§ Problem description: Turn each line of the records below into a JSON list of strings, one string per line, skipping blank lines. Leave the pictures out.

§ Source data:
......
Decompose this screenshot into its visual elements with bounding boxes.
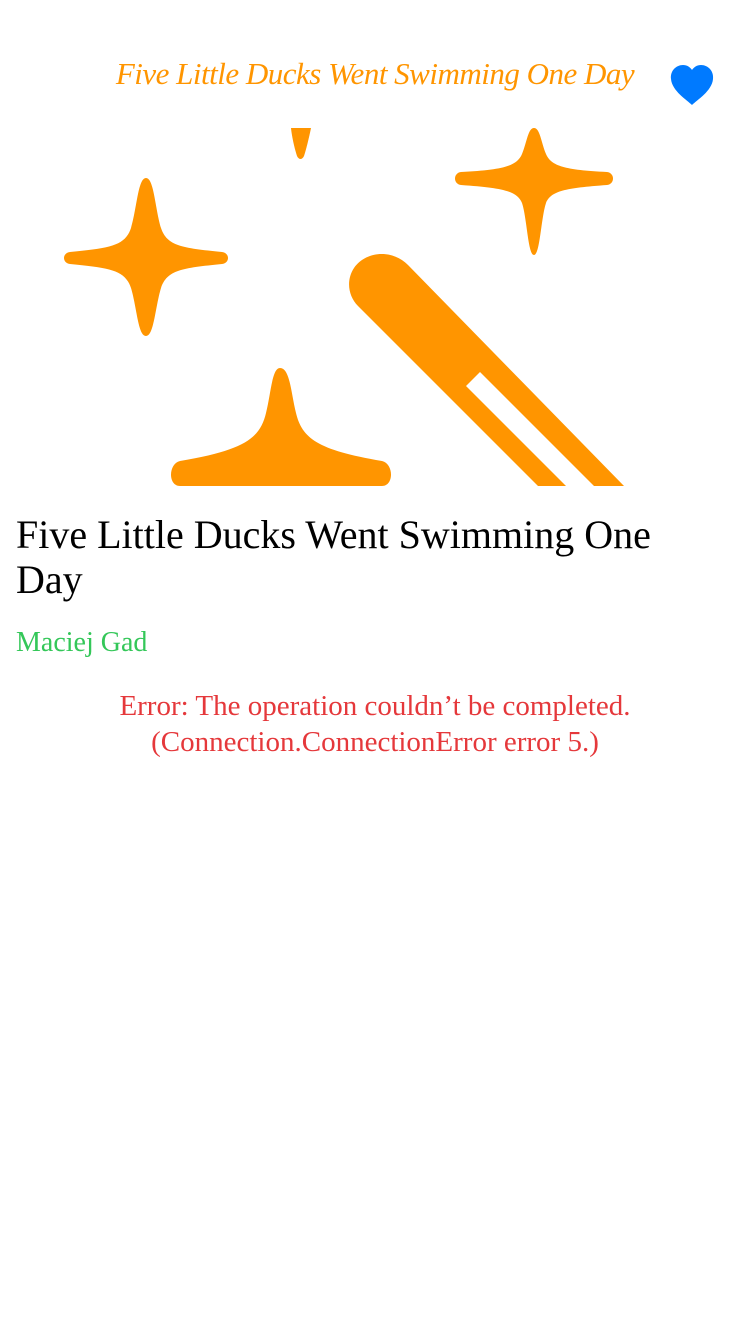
error-line-2: (Connection.ConnectionError error 5.) bbox=[151, 726, 599, 758]
author-link[interactable]: Maciej Gad bbox=[16, 626, 147, 660]
book-cover-image bbox=[0, 128, 750, 486]
heart-fill-icon bbox=[670, 65, 714, 105]
nav-title: Five Little Ducks Went Swimming One Day bbox=[115, 56, 635, 91]
book-title: Five Little Ducks Went Swimming One Day bbox=[16, 512, 651, 602]
error-line-1: Error: The operation couldn’t be complet… bbox=[119, 690, 631, 722]
error-message: Error: The operation couldn’t be complet… bbox=[20, 688, 730, 760]
favorite-button[interactable] bbox=[666, 60, 718, 110]
wand-and-sparkles-icon bbox=[64, 128, 624, 486]
navigation-bar: Five Little Ducks Went Swimming One Day bbox=[0, 0, 750, 128]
......
§ Solution to the exercise:
[
  "Decompose this screenshot into its visual elements with bounding boxes.",
  "error-line-2: (Connection.ConnectionError error 5.) bbox=[151, 726, 599, 758]",
  "author-link[interactable]: Maciej Gad bbox=[16, 626, 147, 660]",
  "book-cover-image bbox=[0, 128, 750, 486]",
  "heart-fill-icon bbox=[670, 65, 714, 105]",
  "nav-title: Five Little Ducks Went Swimming One Day bbox=[115, 56, 635, 91]",
  "book-title: Five Little Ducks Went Swimming One Day bbox=[16, 512, 651, 602]",
  "error-line-1: Error: The operation couldn’t be complet… bbox=[119, 690, 631, 722]",
  "error-message: Error: The operation couldn’t be complet… bbox=[20, 688, 730, 760]",
  "favorite-button[interactable] bbox=[666, 60, 718, 110]",
  "wand-and-sparkles-icon bbox=[64, 128, 624, 486]",
  "navigation-bar: Five Little Ducks Went Swimming One Day bbox=[0, 0, 750, 128]"
]